> [GOAL] Skip the pictures. Reproduce all other material exactly.
>> Start
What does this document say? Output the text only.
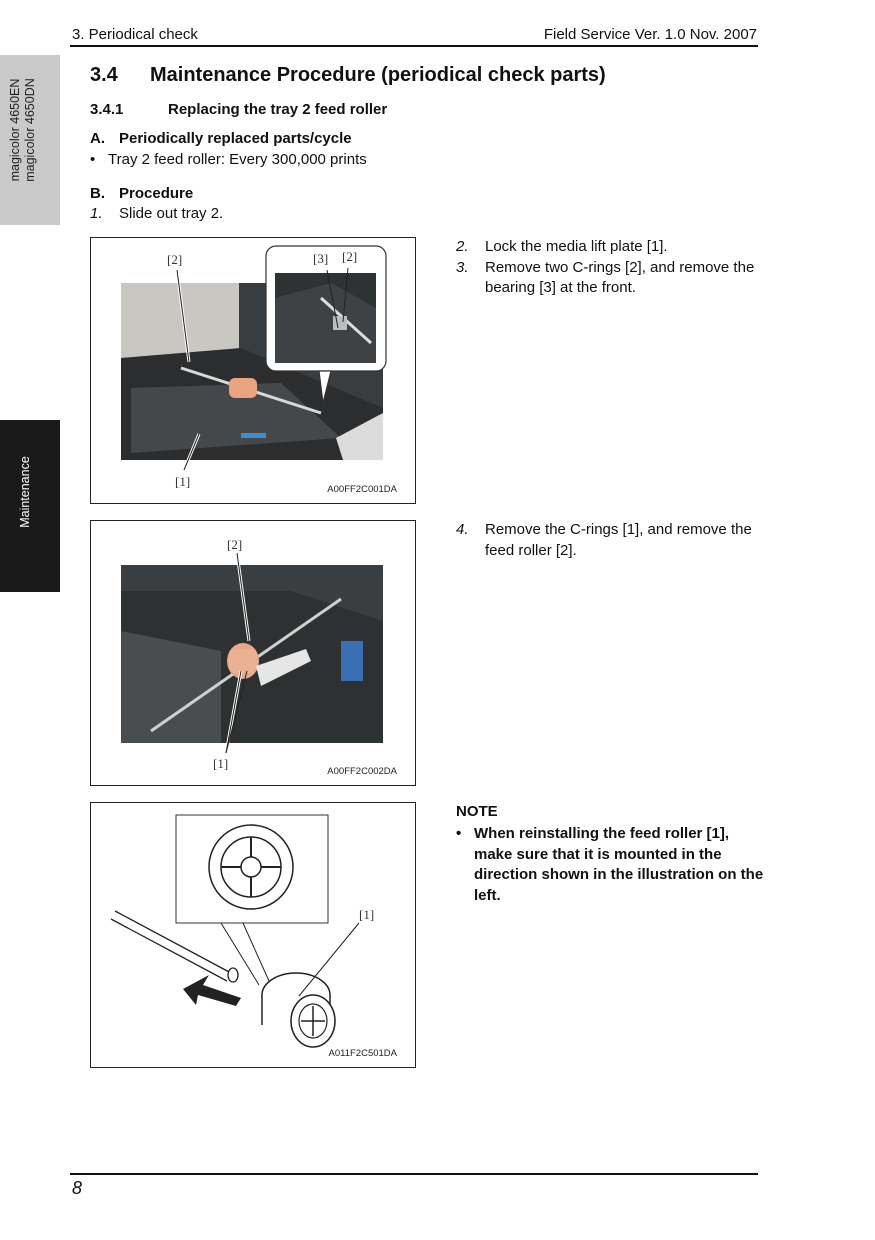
3. Periodical check	Field Service Ver. 1.0 Nov. 2007
magicolor 4650EN magicolor 4650DN
Maintenance
3.4 Maintenance Procedure (periodical check parts)
3.4.1	Replacing the tray 2 feed roller
A. Periodically replaced parts/cycle
• Tray 2 feed roller: Every 300,000 prints
B. Procedure
1. Slide out tray 2.
[2]	[3] [2]
[1]
A00FF2C001DA
2.	Lock the media lift plate [1].
3.	Remove two C-rings [2], and remove the bearing [3] at the front.
[2]
[1]
A00FF2C002DA
4.	Remove the C-rings [1], and remove the feed roller [2].
[1]
A011F2C501DA
NOTE
• When reinstalling the feed roller [1], make sure that it is mounted in the direction shown in the illustration on the left.
8
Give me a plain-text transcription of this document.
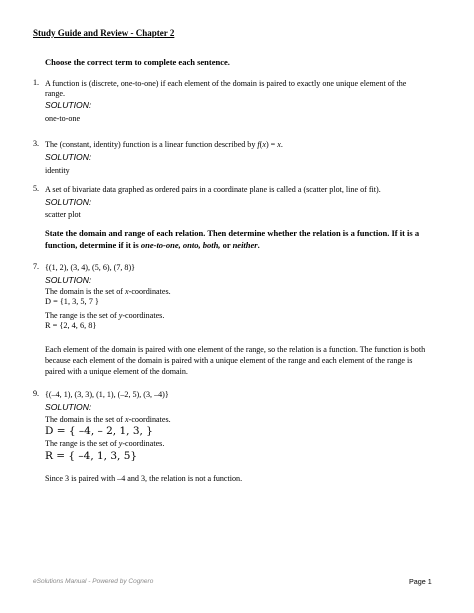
Study Guide and Review - Chapter 2
Choose the correct term to complete each sentence.
1. A function is (discrete, one-to-one) if each element of the domain is paired to exactly one unique element of the
range.
SOLUTION:
one-to-one
3. The (constant, identity) function is a linear function described by f(x) = x.
SOLUTION:
identity
5. A set of bivariate data graphed as ordered pairs in a coordinate plane is called a (scatter plot, line of fit).
SOLUTION:
scatter plot
State the domain and range of each relation. Then determine whether the relation is a function. If it is a
function, determine if it is one-to-one, onto, both, or neither.
7. {(1, 2), (3, 4), (5, 6), (7, 8)}
SOLUTION:
The domain is the set of x-coordinates.
D = {1, 3, 5, 7 }
The range is the set of y-coordinates.
R = {2, 4, 6, 8}
Each element of the domain is paired with one element of the range, so the relation is a function. The function is both
because each element of the domain is paired with a unique element of the range and each element of the range is
paired with a unique element of the domain.
9. {(–4, 1), (3, 3), (1, 1), (–2, 5), (3, –4)}
SOLUTION:
The domain is the set of x-coordinates.
D = { –4, – 2, 1, 3, }
The range is the set of y-coordinates.
R = { –4, 1, 3, 5}
Since 3 is paired with –4 and 3, the relation is not a function.
eSolutions Manual - Powered by Cognero	Page 1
>> End
> [EXERCISE SOLUTION]
What does this document say? Output the text only.
3. Periodical check	Field Service Ver. 1.0 Nov. 2007
magicolor 4650EN magicolor 4650DN
Maintenance
3.4 Maintenance Procedure (periodical check parts)
3.4.1	Replacing the tray 2 feed roller
A. Periodically replaced parts/cycle
• Tray 2 feed roller: Every 300,000 prints
B. Procedure
1. Slide out tray 2.
[2]	[3] [2]
[1]
A00FF2C001DA
2.	Lock the media lift plate [1].
3.	Remove two C-rings [2], and remove the bearing [3] at the front.
[2]
[1]
A00FF2C002DA
4.	Remove the C-rings [1], and remove the feed roller [2].
[1]
A011F2C501DA
NOTE
• When reinstalling the feed roller [1], make sure that it is mounted in the direction shown in the illustration on the left.
8
Give me a plain-text transcription of this document.
Study Guide and Review - Chapter 2
Choose the correct term to complete each sentence.
1. A function is (discrete, one-to-one) if each element of the domain is paired to exactly one unique element of the
range.
SOLUTION:
one-to-one
3. The (constant, identity) function is a linear function described by f(x) = x.
SOLUTION:
identity
5. A set of bivariate data graphed as ordered pairs in a coordinate plane is called a (scatter plot, line of fit).
SOLUTION:
scatter plot
State the domain and range of each relation. Then determine whether the relation is a function. If it is a
function, determine if it is one-to-one, onto, both, or neither.
7. {(1, 2), (3, 4), (5, 6), (7, 8)}
SOLUTION:
The domain is the set of x-coordinates.
D = {1, 3, 5, 7 }
The range is the set of y-coordinates.
R = {2, 4, 6, 8}
Each element of the domain is paired with one element of the range, so the relation is a function. The function is both
because each element of the domain is paired with a unique element of the range and each element of the range is
paired with a unique element of the domain.
9. {(–4, 1), (3, 3), (1, 1), (–2, 5), (3, –4)}
SOLUTION:
The domain is the set of x-coordinates.
D = { –4, – 2, 1, 3, }
The range is the set of y-coordinates.
R = { –4, 1, 3, 5}
Since 3 is paired with –4 and 3, the relation is not a function.
eSolutions Manual - Powered by Cognero	Page 1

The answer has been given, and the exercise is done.